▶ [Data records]
★ ★ ★
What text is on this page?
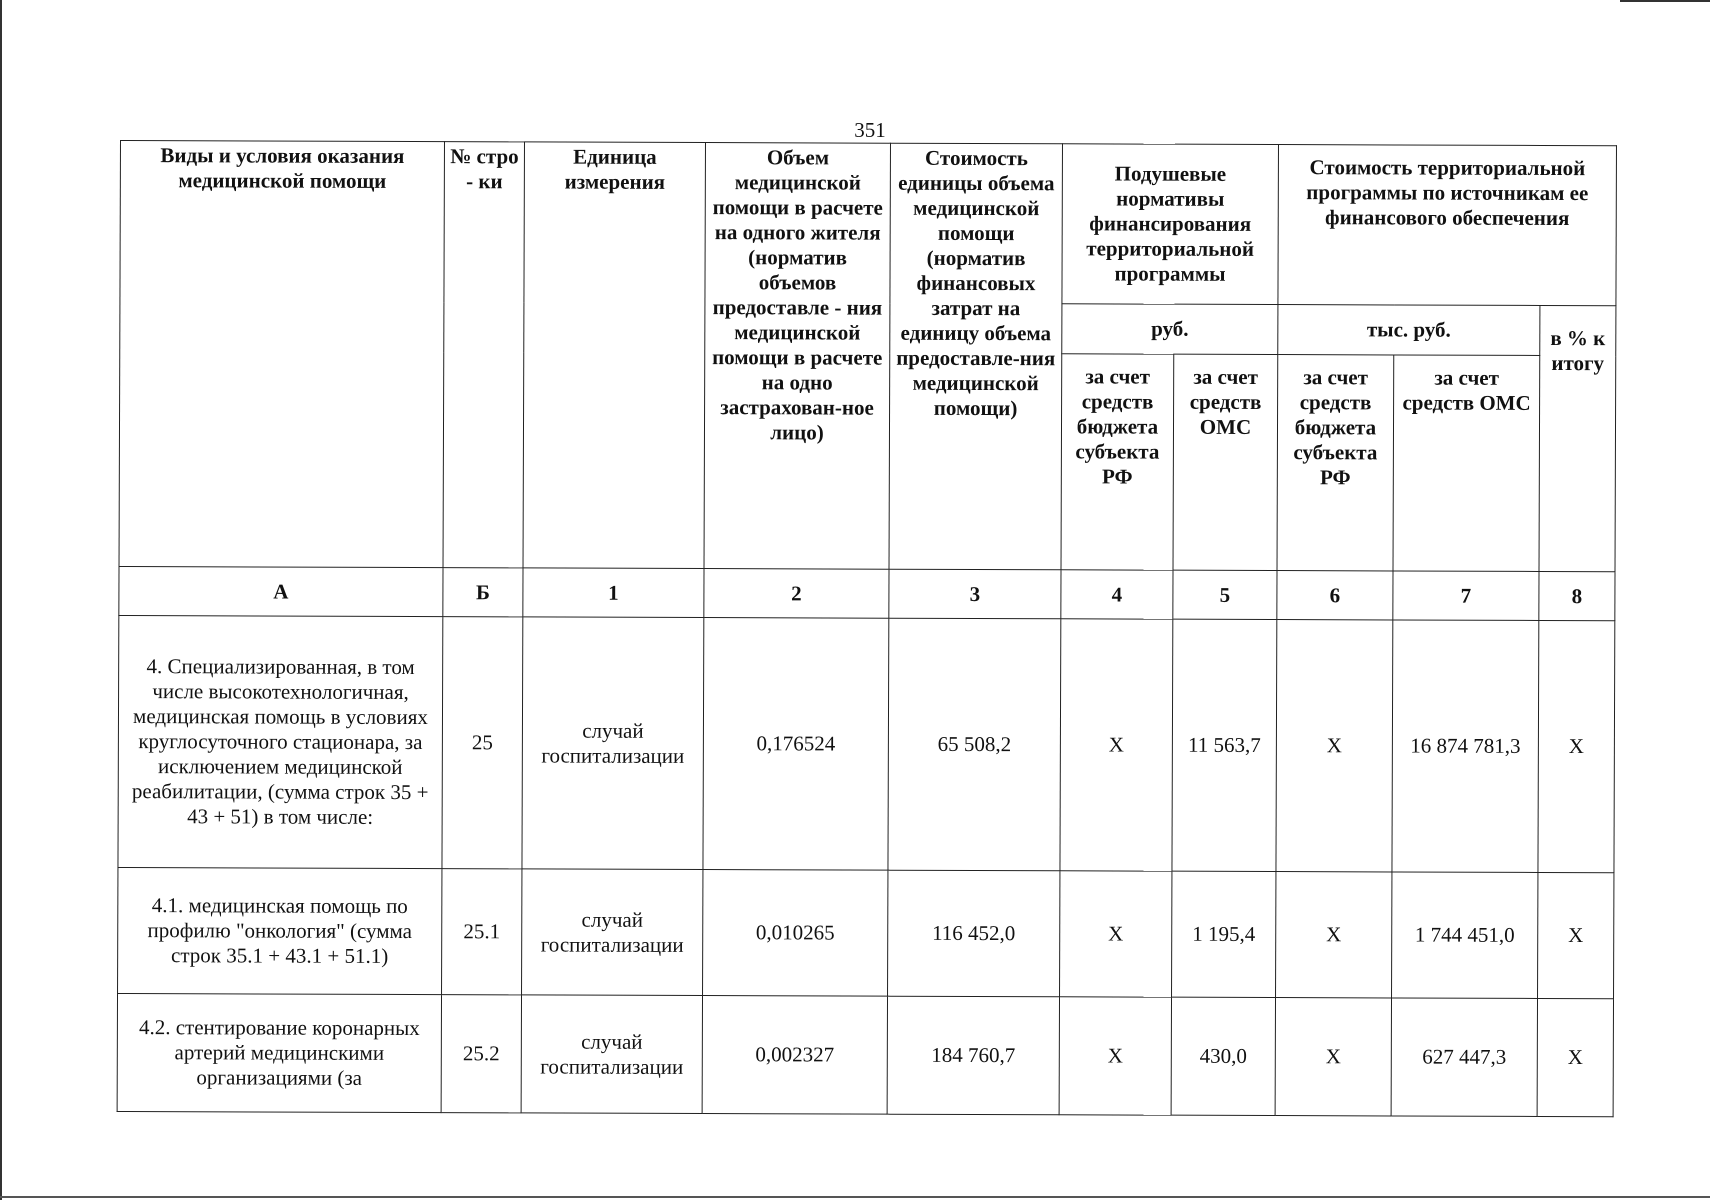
351
Виды и условия оказания медицинской помощи	№ стро - ки	Единица измерения	Объем медицинской помощи в расчете на одного жителя (норматив объемов предоставле - ния медицинской помощи в расчете на одно застрахован-ное лицо)	Стоимость единицы объема медицинской помощи (норматив финансовых затрат на единицу объема предоставле-ния медицинской помощи)	Подушевые нормативы финансирования территориальной программы		Стоимость территориальной программы по источникам ее финансового обеспечения		
					руб.		тыс. руб.		в % к итогу
					за счет средств бюджета субъекта РФ	за счет средств ОМС	за счет средств бюджета субъекта РФ	за счет средств ОМС	
А	Б	1	2	3	4	5	6	7	8
4. Специализированная, в том числе высокотехнологичная, медицинская помощь в условиях круглосуточного стационара, за исключением медицинской реабилитации, (сумма строк 35 + 43 + 51) в том числе:	25	случай госпитализации	0,176524	65 508,2	Х	11 563,7	Х	16 874 781,3	Х
4.1. медицинская помощь по профилю "онкология" (сумма строк 35.1 + 43.1 + 51.1)	25.1	случай госпитализации	0,010265	116 452,0	Х	1 195,4	Х	1 744 451,0	Х
4.2. стентирование коронарных артерий медицинскими организациями (за	25.2	случай госпитализации	0,002327	184 760,7	Х	430,0	Х	627 447,3	Х
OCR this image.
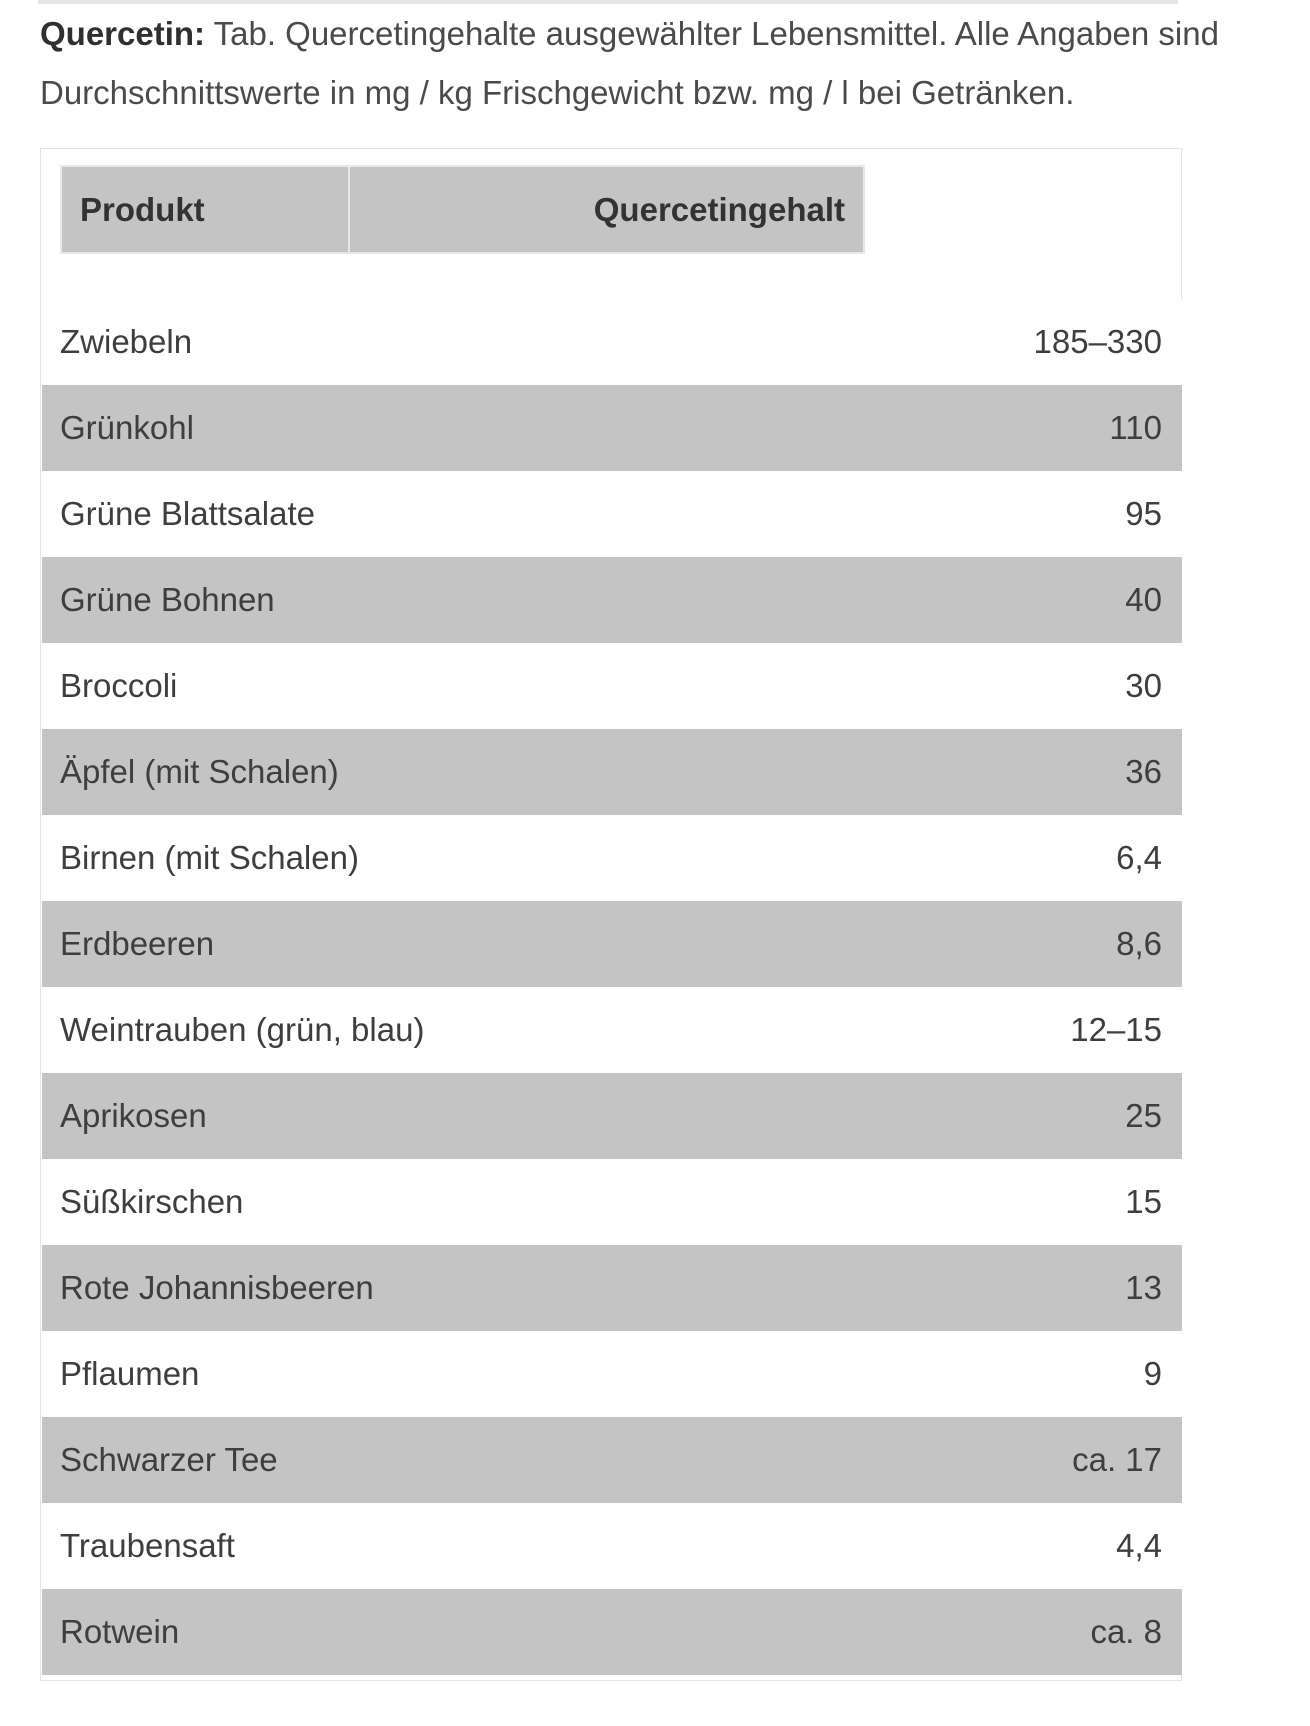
Quercetin: Tab. Quercetingehalte ausgewählter Lebensmittel. Alle Angaben sind Durchschnittswerte in mg / kg Frischgewicht bzw. mg / l bei Getränken.

Produkt	Quercetingehalt
Zwiebeln	185–330
Grünkohl	110
Grüne Blattsalate	95
Grüne Bohnen	40
Broccoli	30
Äpfel (mit Schalen)	36
Birnen (mit Schalen)	6,4
Erdbeeren	8,6
Weintrauben (grün, blau)	12–15
Aprikosen	25
Süßkirschen	15
Rote Johannisbeeren	13
Pflaumen	9
Schwarzer Tee	ca. 17
Traubensaft	4,4
Rotwein	ca. 8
★ ★ ★
▶ [Exercise requirements] Identify the lines that hold the word "Schalen". Copy every one of them.

▶ [Solution to the problem]
Äpfel (mit Schalen)	36
Birnen (mit Schalen)	6,4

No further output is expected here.